GIVEN REQUEST -> Below is some material; set it all down exactly, apart from the pictures.
··· EXERCISE INPUTS
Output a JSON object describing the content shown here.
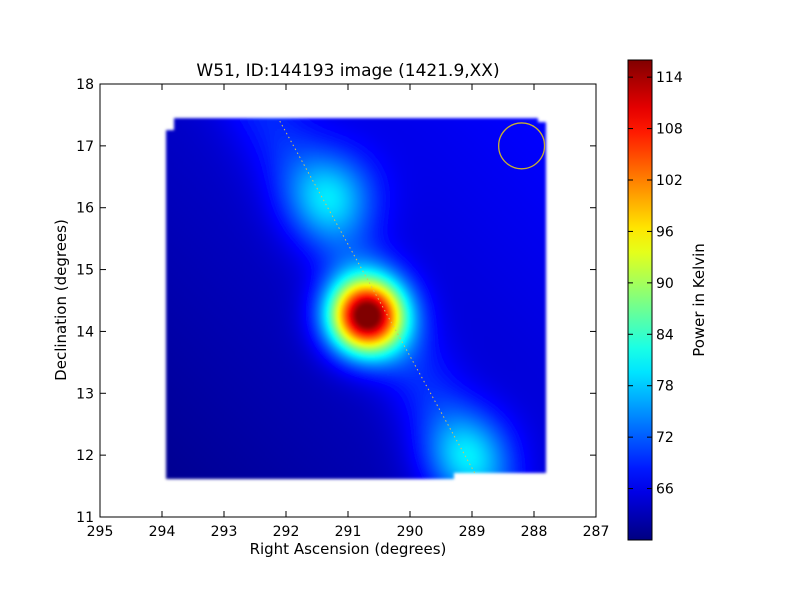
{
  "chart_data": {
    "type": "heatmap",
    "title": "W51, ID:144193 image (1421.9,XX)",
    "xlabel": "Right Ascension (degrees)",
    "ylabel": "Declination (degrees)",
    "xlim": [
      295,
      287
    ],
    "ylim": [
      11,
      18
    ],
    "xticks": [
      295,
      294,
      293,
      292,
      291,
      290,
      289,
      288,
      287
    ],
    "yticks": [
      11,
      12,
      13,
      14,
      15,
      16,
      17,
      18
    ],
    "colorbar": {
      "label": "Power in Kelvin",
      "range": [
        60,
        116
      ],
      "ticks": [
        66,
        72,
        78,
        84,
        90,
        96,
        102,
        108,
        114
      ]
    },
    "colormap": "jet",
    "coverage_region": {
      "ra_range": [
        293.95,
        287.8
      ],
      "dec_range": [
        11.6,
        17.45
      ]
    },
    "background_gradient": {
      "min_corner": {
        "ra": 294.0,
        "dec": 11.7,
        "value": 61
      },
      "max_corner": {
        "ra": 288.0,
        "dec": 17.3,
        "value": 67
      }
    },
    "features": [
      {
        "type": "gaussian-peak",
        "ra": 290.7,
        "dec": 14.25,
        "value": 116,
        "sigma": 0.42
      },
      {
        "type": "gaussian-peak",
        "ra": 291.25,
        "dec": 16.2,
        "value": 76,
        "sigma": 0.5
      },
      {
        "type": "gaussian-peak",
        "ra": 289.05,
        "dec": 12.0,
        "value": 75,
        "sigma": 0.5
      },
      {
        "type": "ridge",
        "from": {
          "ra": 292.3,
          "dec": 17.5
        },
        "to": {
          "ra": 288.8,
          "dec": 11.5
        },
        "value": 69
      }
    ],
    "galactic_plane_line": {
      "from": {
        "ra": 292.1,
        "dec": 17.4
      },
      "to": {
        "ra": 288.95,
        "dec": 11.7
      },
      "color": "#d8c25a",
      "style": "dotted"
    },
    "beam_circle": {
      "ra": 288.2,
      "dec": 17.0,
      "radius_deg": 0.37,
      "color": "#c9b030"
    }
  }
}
······
FINISHED ANSWER ->
Output a JSON object describing the content shown here.
{
  "chart_data": {
    "type": "heatmap",
    "title": "W51, ID:144193 image (1421.9,XX)",
    "xlabel": "Right Ascension (degrees)",
    "ylabel": "Declination (degrees)",
    "xlim": [
      295,
      287
    ],
    "ylim": [
      11,
      18
    ],
    "xticks": [
      295,
      294,
      293,
      292,
      291,
      290,
      289,
      288,
      287
    ],
    "yticks": [
      11,
      12,
      13,
      14,
      15,
      16,
      17,
      18
    ],
    "colorbar": {
      "label": "Power in Kelvin",
      "range": [
        60,
        116
      ],
      "ticks": [
        66,
        72,
        78,
        84,
        90,
        96,
        102,
        108,
        114
      ]
    },
    "colormap": "jet",
    "coverage_region": {
      "ra_range": [
        293.95,
        287.8
      ],
      "dec_range": [
        11.6,
        17.45
      ]
    },
    "background_gradient": {
      "min_corner": {
        "ra": 294.0,
        "dec": 11.7,
        "value": 61
      },
      "max_corner": {
        "ra": 288.0,
        "dec": 17.3,
        "value": 67
      }
    },
    "features": [
      {
        "type": "gaussian-peak",
        "ra": 290.7,
        "dec": 14.25,
        "value": 116,
        "sigma": 0.42
      },
      {
        "type": "gaussian-peak",
        "ra": 291.25,
        "dec": 16.2,
        "value": 76,
        "sigma": 0.5
      },
      {
        "type": "gaussian-peak",
        "ra": 289.05,
        "dec": 12.0,
        "value": 75,
        "sigma": 0.5
      },
      {
        "type": "ridge",
        "from": {
          "ra": 292.3,
          "dec": 17.5
        },
        "to": {
          "ra": 288.8,
          "dec": 11.5
        },
        "value": 69
      }
    ],
    "galactic_plane_line": {
      "from": {
        "ra": 292.1,
        "dec": 17.4
      },
      "to": {
        "ra": 288.95,
        "dec": 11.7
      },
      "color": "#d8c25a",
      "style": "dotted"
    },
    "beam_circle": {
      "ra": 288.2,
      "dec": 17.0,
      "radius_deg": 0.37,
      "color": "#c9b030"
    }
  }
}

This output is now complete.